** START OF Input for this task **
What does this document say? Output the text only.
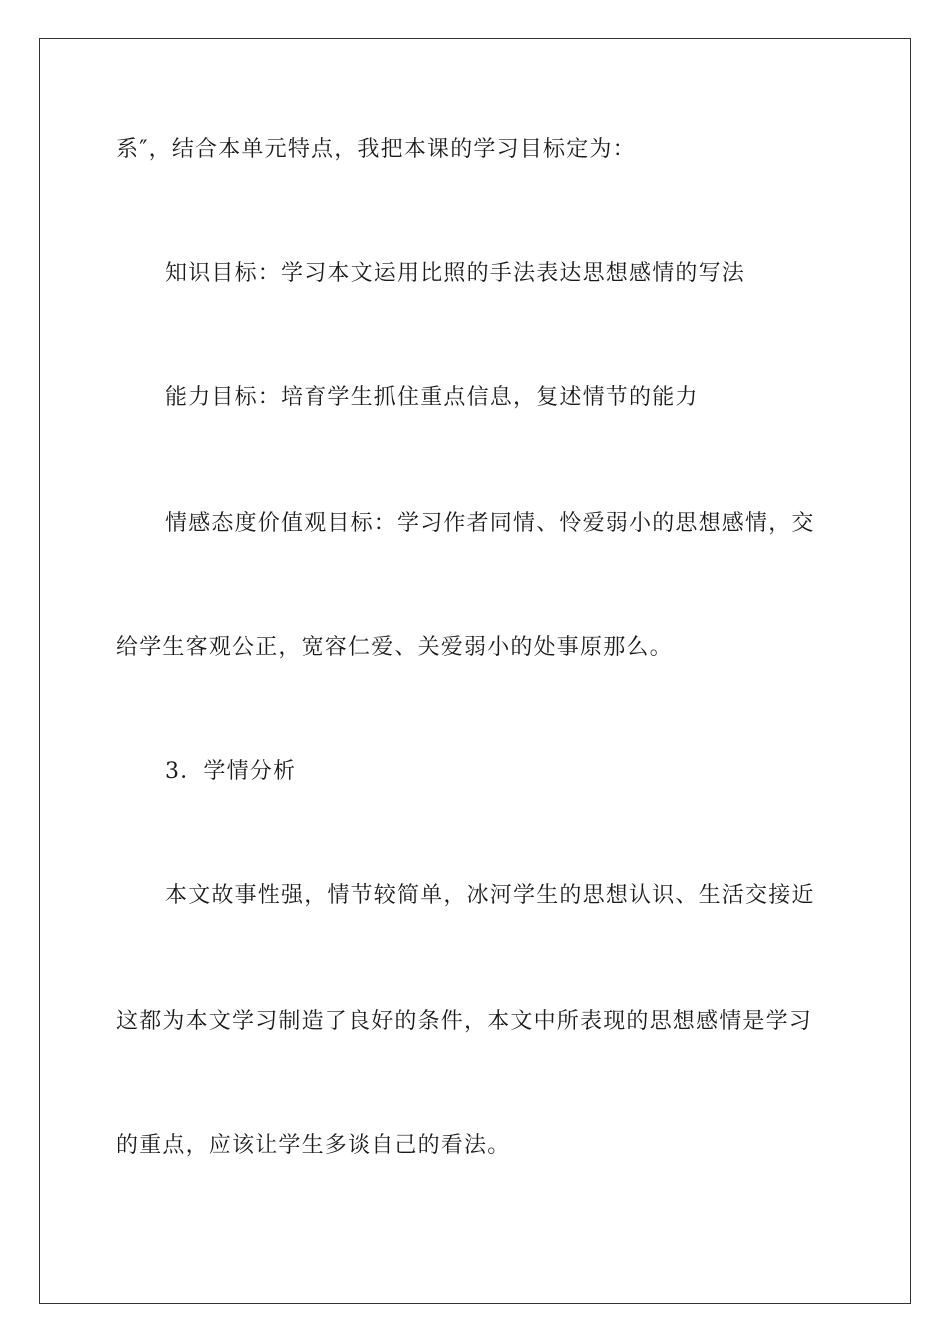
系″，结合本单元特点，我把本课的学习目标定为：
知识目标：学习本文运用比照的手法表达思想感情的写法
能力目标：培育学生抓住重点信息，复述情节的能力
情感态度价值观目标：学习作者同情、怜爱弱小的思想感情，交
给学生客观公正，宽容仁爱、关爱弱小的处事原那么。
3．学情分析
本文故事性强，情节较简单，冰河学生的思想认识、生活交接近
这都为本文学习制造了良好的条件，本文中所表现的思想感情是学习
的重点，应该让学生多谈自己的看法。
** END OF Input for this task **
** START OF Input for this task **
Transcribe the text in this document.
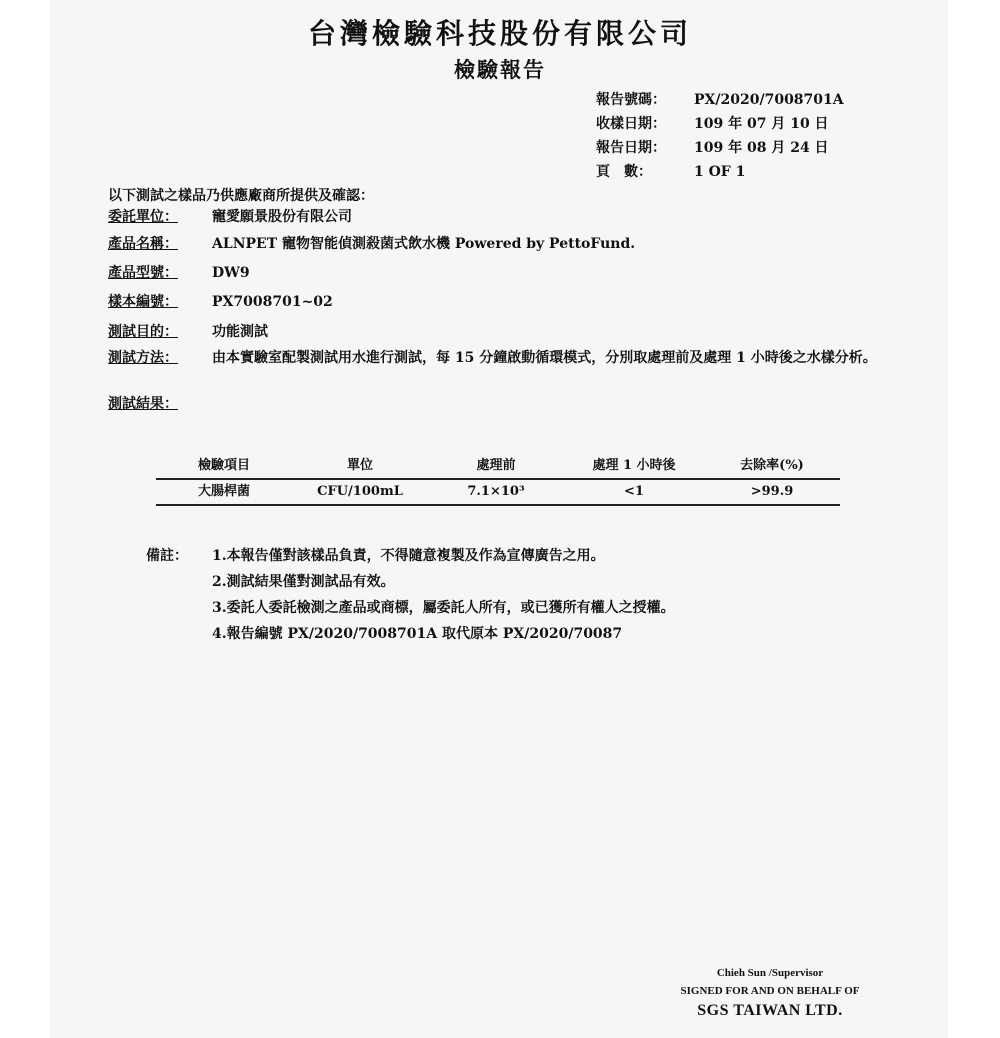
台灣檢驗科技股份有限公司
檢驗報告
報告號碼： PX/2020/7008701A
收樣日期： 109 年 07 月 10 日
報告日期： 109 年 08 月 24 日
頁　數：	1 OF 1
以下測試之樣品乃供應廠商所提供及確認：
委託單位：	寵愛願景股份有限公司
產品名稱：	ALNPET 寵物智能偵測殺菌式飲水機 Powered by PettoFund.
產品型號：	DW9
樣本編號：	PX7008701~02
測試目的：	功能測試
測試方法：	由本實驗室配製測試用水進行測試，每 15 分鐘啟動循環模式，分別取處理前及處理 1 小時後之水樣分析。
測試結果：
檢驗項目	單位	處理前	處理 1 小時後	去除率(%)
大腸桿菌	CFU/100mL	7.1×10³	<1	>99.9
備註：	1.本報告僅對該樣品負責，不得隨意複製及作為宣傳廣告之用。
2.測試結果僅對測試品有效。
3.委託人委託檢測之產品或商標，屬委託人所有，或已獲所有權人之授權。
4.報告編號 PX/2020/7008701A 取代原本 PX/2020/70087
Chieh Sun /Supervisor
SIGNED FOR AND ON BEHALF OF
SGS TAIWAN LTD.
** END OF Input for this task **
* _Your instructions_
Search the preceding listing for "document" and extract every line where it is found.

* _Correct output_
What does this document say? Output the text only.
Transcribe the text in this document.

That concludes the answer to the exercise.